» Entries
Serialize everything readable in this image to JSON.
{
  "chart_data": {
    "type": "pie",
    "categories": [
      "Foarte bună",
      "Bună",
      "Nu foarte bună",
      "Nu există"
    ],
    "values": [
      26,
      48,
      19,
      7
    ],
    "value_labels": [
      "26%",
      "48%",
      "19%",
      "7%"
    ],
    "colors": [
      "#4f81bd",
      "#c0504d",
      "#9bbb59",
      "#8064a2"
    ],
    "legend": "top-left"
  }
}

...

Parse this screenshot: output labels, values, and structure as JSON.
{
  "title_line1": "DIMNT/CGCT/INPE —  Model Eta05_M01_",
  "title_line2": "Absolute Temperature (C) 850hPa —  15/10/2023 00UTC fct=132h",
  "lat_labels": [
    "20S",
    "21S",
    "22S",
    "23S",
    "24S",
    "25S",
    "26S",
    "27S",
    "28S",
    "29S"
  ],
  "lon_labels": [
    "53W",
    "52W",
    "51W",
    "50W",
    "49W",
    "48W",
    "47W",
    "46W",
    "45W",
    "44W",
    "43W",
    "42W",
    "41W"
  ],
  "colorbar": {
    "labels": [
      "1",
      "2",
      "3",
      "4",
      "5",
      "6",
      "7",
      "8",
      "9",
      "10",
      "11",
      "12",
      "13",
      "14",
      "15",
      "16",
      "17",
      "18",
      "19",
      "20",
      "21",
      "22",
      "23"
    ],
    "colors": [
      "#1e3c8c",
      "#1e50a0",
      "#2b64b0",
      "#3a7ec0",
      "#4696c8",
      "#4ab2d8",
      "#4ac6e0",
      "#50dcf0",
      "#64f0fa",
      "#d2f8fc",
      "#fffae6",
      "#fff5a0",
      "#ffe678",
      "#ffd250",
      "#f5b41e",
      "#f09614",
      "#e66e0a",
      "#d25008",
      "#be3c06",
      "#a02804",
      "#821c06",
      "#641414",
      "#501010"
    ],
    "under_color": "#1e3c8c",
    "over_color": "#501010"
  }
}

==

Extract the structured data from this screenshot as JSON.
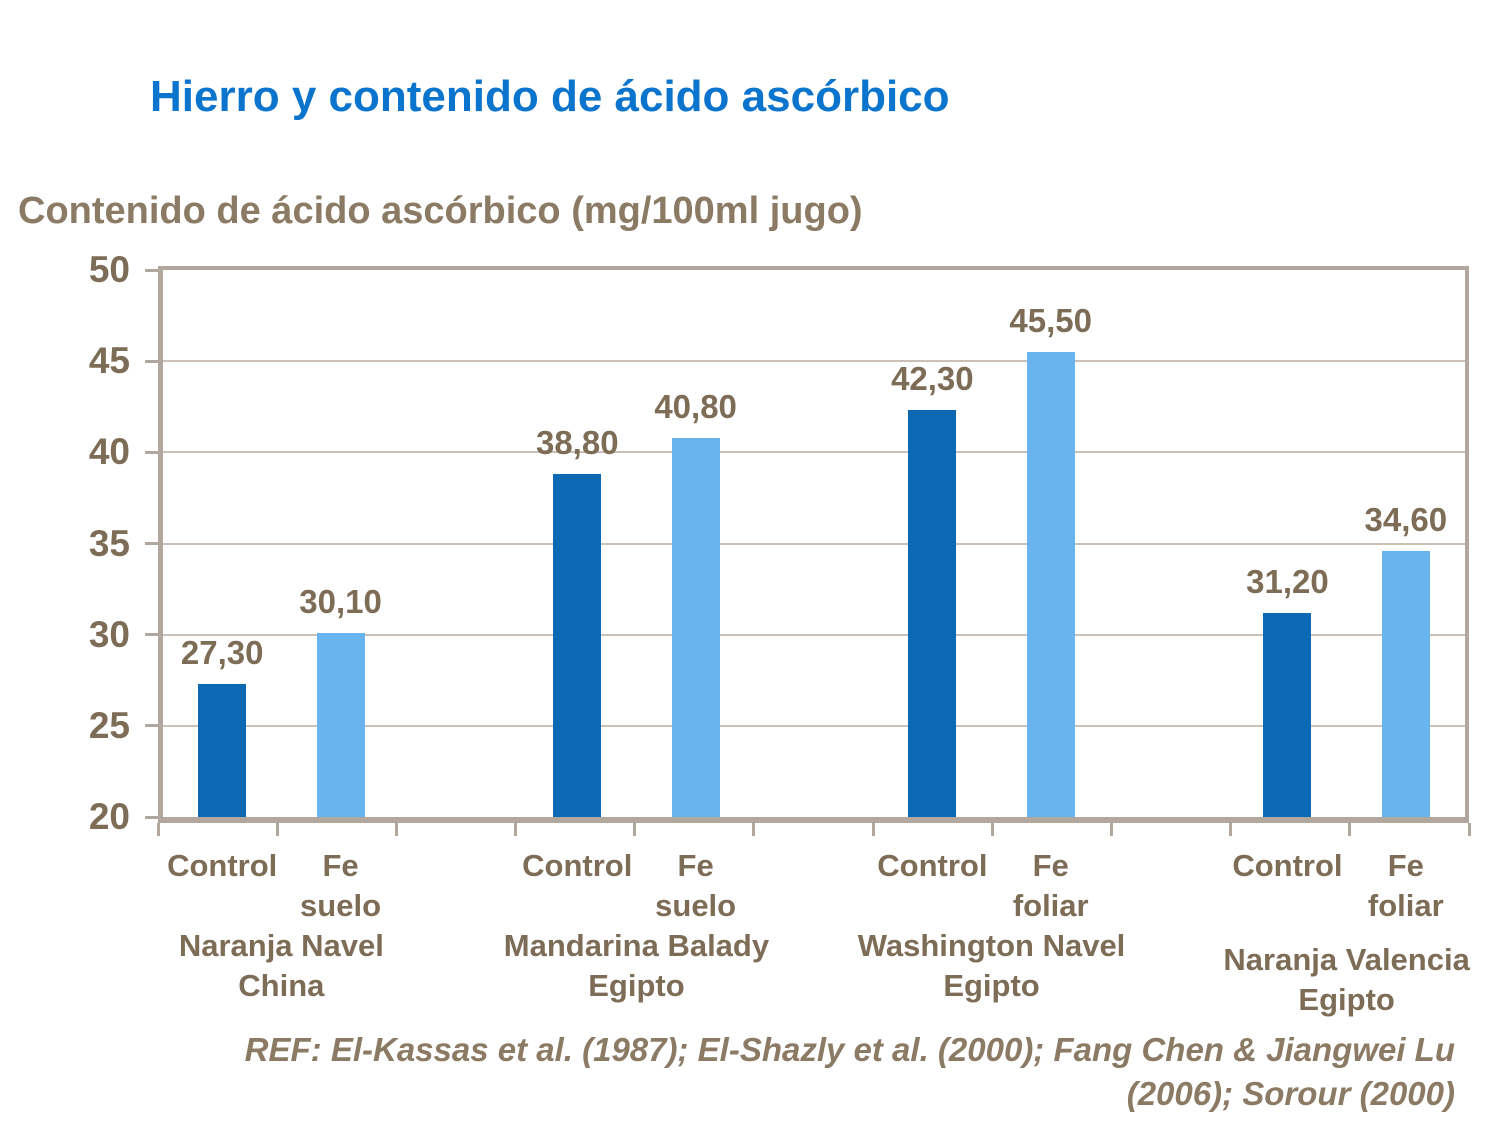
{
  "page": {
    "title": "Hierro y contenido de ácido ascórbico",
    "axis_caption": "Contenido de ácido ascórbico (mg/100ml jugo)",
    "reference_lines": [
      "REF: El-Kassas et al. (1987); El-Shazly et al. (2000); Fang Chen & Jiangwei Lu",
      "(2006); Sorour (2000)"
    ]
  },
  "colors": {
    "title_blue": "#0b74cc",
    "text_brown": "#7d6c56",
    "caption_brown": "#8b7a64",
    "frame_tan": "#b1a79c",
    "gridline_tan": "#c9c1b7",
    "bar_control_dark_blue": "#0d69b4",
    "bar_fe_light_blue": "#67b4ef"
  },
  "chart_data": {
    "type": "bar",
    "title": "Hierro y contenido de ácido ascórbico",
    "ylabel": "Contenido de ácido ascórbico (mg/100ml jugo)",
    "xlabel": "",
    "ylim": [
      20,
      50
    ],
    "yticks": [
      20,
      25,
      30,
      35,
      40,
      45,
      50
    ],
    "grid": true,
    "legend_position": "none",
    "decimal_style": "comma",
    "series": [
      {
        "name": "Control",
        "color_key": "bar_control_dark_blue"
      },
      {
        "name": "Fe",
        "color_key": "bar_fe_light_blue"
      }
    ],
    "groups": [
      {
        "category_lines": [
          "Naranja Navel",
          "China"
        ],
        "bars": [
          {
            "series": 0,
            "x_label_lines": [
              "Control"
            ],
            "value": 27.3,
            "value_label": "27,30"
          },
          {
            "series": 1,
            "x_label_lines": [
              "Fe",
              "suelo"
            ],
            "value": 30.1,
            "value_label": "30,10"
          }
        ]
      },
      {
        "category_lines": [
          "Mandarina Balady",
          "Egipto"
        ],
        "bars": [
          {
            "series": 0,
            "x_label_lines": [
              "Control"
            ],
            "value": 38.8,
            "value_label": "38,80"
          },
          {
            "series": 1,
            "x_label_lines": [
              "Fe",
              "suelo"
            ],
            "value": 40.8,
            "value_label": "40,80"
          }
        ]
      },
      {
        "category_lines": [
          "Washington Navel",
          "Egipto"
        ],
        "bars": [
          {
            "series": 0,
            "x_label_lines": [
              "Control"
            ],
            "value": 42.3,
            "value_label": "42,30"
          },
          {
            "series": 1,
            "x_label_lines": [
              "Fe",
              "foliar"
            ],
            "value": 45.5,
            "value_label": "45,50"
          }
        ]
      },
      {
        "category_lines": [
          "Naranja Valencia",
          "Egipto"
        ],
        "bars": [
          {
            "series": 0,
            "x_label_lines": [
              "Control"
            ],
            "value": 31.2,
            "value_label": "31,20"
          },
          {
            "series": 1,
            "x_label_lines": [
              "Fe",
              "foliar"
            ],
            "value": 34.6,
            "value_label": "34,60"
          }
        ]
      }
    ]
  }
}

» Written request
Collect every line above that contains the word "ácido".

» Solved problem
    "title": "Hierro y contenido de ácido ascórbico",
    "axis_caption": "Contenido de ácido ascórbico (mg/100ml jugo)",
    "title": "Hierro y contenido de ácido ascórbico",
    "ylabel": "Contenido de ácido ascórbico (mg/100ml jugo)",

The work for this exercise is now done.